TASK PROMPT: Rewrite the rows from the first one through the one containing "x-tick-label: 80% bbox=[337, 207, 368, 224]", replacing "x-tick-label" with "x-axis-label" and keeping everything else the same.

SUPPLIED RECORDS:
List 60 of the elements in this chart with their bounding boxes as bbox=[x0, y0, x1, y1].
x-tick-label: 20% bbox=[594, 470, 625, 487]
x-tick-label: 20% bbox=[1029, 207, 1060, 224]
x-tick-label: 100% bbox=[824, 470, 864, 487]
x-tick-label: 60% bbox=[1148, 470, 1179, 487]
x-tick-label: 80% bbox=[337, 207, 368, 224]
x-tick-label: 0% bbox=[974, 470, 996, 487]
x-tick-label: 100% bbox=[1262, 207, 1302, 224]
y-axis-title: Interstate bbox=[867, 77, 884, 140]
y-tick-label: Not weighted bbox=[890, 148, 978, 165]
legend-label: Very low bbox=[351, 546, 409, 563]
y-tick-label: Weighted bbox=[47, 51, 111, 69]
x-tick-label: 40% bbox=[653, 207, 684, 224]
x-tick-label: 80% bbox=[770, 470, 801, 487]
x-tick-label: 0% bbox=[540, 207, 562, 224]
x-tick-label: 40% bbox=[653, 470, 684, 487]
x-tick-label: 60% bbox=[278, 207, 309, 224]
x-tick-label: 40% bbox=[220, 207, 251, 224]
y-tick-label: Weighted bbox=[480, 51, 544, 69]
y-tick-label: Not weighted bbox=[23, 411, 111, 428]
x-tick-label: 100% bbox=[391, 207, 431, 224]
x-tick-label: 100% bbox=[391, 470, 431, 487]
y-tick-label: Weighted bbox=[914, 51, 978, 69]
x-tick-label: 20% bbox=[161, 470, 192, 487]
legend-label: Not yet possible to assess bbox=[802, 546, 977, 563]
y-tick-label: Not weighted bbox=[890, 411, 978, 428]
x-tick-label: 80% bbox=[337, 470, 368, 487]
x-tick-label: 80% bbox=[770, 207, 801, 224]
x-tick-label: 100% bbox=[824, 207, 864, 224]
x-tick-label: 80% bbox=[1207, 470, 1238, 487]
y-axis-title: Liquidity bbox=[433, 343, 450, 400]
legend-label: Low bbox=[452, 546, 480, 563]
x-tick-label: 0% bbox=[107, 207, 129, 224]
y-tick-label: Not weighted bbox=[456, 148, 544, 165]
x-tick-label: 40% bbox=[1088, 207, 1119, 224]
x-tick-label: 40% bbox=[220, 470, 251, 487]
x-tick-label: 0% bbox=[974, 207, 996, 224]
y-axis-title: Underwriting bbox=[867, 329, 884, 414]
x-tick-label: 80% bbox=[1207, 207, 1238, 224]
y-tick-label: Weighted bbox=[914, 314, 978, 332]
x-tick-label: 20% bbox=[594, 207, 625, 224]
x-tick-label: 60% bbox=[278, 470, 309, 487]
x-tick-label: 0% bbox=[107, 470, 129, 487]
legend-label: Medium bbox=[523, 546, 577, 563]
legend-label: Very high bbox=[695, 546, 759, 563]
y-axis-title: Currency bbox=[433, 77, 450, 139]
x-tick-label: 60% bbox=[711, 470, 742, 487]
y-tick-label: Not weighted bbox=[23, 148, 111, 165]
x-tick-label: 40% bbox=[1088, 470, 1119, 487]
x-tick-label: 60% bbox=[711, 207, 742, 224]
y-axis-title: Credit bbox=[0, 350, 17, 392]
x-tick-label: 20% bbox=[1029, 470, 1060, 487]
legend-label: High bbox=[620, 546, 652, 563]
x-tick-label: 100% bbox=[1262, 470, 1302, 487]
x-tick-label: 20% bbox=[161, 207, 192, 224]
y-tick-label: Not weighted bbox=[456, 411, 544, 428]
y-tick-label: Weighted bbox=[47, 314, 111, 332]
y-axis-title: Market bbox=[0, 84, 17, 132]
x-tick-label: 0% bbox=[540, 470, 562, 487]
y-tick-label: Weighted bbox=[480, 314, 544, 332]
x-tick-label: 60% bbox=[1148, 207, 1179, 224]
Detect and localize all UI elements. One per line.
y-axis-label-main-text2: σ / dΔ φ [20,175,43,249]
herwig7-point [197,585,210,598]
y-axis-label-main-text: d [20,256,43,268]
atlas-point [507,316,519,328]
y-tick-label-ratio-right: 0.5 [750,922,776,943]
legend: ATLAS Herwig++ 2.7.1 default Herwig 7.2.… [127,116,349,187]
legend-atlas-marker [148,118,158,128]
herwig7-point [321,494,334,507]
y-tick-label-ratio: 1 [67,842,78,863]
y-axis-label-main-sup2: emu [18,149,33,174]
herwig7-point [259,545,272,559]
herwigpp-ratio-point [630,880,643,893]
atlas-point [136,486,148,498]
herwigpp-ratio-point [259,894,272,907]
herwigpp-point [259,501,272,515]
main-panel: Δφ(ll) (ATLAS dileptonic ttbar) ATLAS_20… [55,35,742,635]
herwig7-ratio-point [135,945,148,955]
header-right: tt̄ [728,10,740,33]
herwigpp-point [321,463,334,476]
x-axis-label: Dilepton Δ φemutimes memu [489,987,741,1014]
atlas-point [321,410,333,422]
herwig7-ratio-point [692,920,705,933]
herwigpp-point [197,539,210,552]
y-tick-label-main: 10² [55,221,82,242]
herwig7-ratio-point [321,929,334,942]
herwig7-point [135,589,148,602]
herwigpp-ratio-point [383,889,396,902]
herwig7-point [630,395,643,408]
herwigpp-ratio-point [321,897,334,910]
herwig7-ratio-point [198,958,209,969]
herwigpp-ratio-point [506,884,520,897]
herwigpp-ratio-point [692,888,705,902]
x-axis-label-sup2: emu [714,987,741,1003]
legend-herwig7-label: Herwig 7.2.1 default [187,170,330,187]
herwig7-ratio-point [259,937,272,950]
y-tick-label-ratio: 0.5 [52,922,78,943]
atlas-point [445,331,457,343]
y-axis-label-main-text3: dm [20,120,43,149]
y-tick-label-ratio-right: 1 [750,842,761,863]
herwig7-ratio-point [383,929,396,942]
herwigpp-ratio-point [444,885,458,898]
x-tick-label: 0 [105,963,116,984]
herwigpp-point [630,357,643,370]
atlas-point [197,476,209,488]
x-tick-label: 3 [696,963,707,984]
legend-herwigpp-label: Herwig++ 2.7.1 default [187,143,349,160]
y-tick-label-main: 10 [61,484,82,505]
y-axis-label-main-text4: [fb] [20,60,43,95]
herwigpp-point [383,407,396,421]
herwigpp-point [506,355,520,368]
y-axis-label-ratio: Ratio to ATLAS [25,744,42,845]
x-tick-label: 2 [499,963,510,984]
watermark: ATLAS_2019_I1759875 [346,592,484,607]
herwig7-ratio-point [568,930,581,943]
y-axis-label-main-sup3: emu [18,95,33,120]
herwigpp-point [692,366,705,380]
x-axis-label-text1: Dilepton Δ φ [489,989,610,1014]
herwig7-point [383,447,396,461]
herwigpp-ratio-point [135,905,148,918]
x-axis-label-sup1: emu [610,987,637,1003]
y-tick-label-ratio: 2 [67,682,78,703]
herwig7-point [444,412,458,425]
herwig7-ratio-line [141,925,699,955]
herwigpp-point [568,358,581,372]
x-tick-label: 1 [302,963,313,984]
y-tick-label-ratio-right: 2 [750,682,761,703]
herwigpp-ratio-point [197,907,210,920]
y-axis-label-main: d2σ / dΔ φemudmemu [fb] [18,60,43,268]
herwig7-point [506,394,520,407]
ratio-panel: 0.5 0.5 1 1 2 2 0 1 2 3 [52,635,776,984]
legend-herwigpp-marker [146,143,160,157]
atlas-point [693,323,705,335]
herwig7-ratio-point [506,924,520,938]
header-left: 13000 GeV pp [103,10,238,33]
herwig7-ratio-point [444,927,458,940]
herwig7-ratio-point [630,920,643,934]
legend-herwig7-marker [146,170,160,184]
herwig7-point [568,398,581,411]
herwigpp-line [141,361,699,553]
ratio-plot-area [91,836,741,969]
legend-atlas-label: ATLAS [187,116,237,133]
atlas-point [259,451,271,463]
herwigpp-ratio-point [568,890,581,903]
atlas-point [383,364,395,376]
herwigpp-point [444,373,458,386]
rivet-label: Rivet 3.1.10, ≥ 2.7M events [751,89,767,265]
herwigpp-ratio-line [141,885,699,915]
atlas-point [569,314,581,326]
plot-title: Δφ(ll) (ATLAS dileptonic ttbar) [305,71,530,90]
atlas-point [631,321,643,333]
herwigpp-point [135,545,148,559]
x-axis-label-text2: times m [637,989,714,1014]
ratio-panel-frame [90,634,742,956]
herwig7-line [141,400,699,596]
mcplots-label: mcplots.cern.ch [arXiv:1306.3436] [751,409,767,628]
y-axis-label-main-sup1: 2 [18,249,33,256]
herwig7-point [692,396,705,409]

WRITTEN ANSWER:
List 60 of the elements in this chart with their bounding boxes as bbox=[x0, y0, x1, y1].
x-axis-label: 20% bbox=[594, 470, 625, 487]
x-axis-label: 20% bbox=[1029, 207, 1060, 224]
x-axis-label: 100% bbox=[824, 470, 864, 487]
x-axis-label: 60% bbox=[1148, 470, 1179, 487]
x-axis-label: 80% bbox=[337, 207, 368, 224]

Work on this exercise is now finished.